How to complete this task:
Return each entry below without any alteration.

(Website and app data records)

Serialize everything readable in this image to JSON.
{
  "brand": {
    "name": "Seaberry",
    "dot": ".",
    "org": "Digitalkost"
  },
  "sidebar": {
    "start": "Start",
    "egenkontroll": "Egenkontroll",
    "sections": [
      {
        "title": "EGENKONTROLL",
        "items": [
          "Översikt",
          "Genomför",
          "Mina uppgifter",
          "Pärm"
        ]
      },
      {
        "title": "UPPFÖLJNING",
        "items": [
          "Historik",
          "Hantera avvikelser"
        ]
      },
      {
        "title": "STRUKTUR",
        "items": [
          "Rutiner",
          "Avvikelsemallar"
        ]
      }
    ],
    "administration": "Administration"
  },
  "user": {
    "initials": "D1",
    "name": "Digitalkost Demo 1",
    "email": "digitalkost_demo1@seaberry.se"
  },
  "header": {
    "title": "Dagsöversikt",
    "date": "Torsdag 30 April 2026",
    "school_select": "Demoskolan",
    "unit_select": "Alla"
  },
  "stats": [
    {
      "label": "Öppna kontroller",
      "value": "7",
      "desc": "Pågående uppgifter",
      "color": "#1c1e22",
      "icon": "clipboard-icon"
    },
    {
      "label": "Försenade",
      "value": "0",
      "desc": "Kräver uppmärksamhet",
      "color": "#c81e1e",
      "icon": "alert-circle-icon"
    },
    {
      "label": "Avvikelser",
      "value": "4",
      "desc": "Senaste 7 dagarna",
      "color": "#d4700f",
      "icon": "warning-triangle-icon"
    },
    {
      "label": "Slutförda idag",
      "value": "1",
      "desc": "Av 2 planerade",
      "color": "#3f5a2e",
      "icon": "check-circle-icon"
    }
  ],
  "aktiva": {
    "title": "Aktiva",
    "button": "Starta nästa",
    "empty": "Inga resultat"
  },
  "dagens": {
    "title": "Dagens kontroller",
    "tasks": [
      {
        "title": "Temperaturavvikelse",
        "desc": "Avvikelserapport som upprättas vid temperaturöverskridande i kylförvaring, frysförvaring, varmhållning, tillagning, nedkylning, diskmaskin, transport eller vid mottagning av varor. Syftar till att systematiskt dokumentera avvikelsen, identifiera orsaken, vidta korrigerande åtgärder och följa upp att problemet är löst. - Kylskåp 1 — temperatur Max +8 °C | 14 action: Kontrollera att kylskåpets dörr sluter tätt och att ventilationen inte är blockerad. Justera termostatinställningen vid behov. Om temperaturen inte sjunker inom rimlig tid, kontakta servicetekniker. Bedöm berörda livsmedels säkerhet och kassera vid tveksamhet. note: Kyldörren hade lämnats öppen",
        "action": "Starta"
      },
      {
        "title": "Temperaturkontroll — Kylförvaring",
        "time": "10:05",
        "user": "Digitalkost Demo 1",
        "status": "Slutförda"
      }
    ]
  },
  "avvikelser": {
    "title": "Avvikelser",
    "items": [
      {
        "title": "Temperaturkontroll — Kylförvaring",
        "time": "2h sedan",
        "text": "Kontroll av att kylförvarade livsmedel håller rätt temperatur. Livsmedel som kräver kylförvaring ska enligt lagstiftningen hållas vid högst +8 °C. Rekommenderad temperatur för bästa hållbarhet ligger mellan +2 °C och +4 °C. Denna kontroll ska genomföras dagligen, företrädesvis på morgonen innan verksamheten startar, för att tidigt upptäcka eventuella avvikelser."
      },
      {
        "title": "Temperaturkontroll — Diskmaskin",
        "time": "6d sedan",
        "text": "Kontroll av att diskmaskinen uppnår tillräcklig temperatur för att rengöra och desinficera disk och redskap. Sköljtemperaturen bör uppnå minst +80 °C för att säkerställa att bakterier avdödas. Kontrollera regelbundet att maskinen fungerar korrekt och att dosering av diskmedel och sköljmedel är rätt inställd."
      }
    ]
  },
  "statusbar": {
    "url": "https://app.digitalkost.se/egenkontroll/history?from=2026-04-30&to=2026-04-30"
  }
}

Finished exercise:
Serialize everything readable in this image to JSON.
{
  "brand": {
    "name": "Seaberry",
    "dot": ".",
    "org": "Digitalkost"
  },
  "sidebar": {
    "start": "Start",
    "egenkontroll": "Egenkontroll",
    "sections": [
      {
        "title": "EGENKONTROLL",
        "items": [
          "Översikt",
          "Genomför",
          "Mina uppgifter",
          "Pärm"
        ]
      },
      {
        "title": "UPPFÖLJNING",
        "items": [
          "Historik",
          "Hantera avvikelser"
        ]
      },
      {
        "title": "STRUKTUR",
        "items": [
          "Rutiner",
          "Avvikelsemallar"
        ]
      }
    ],
    "administration": "Administration"
  },
  "user": {
    "initials": "D1",
    "name": "Digitalkost Demo 1",
    "email": "digitalkost_demo1@seaberry.se"
  },
  "header": {
    "title": "Dagsöversikt",
    "date": "Torsdag 30 April 2026",
    "school_select": "Demoskolan",
    "unit_select": "Alla"
  },
  "stats": [
    {
      "label": "Öppna kontroller",
      "value": "7",
      "desc": "Pågående uppgifter",
      "color": "#1c1e22",
      "icon": "clipboard-icon"
    },
    {
      "label": "Försenade",
      "value": "0",
      "desc": "Kräver uppmärksamhet",
      "color": "#c81e1e",
      "icon": "alert-circle-icon"
    },
    {
      "label": "Avvikelser",
      "value": "4",
      "desc": "Senaste 7 dagarna",
      "color": "#d4700f",
      "icon": "warning-triangle-icon"
    },
    {
      "label": "Slutförda idag",
      "value": "1",
      "desc": "Av 2 planerade",
      "color": "#3f5a2e",
      "icon": "check-circle-icon"
    }
  ],
  "aktiva": {
    "title": "Aktiva",
    "button": "Starta nästa",
    "empty": "Inga resultat"
  },
  "dagens": {
    "title": "Dagens kontroller",
    "tasks": [
      {
        "title": "Temperaturavvikelse",
        "desc": "Avvikelserapport som upprättas vid temperaturöverskridande i kylförvaring, frysförvaring, varmhållning, tillagning, nedkylning, diskmaskin, transport eller vid mottagning av varor. Syftar till att systematiskt dokumentera avvikelsen, identifiera orsaken, vidta korrigerande åtgärder och följa upp att problemet är löst. - Kylskåp 1 — temperatur Max +8 °C | 14 action: Kontrollera att kylskåpets dörr sluter tätt och att ventilationen inte är blockerad. Justera termostatinställningen vid behov. Om temperaturen inte sjunker inom rimlig tid, kontakta servicetekniker. Bedöm berörda livsmedels säkerhet och kassera vid tveksamhet. note: Kyldörren hade lämnats öppen",
        "action": "Starta"
      },
      {
        "title": "Temperaturkontroll — Kylförvaring",
        "time": "10:05",
        "user": "Digitalkost Demo 1",
        "status": "Slutförda"
      }
    ]
  },
  "avvikelser": {
    "title": "Avvikelser",
    "items": [
      {
        "title": "Temperaturkontroll — Kylförvaring",
        "time": "2h sedan",
        "text": "Kontroll av att kylförvarade livsmedel håller rätt temperatur. Livsmedel som kräver kylförvaring ska enligt lagstiftningen hållas vid högst +8 °C. Rekommenderad temperatur för bästa hållbarhet ligger mellan +2 °C och +4 °C. Denna kontroll ska genomföras dagligen, företrädesvis på morgonen innan verksamheten startar, för att tidigt upptäcka eventuella avvikelser."
      },
      {
        "title": "Temperaturkontroll — Diskmaskin",
        "time": "6d sedan",
        "text": "Kontroll av att diskmaskinen uppnår tillräcklig temperatur för att rengöra och desinficera disk och redskap. Sköljtemperaturen bör uppnå minst +80 °C för att säkerställa att bakterier avdödas. Kontrollera regelbundet att maskinen fungerar korrekt och att dosering av diskmedel och sköljmedel är rätt inställd."
      }
    ]
  },
  "statusbar": {
    "url": "https://app.digitalkost.se/egenkontroll/history?from=2026-04-30&to=2026-04-30"
  }
}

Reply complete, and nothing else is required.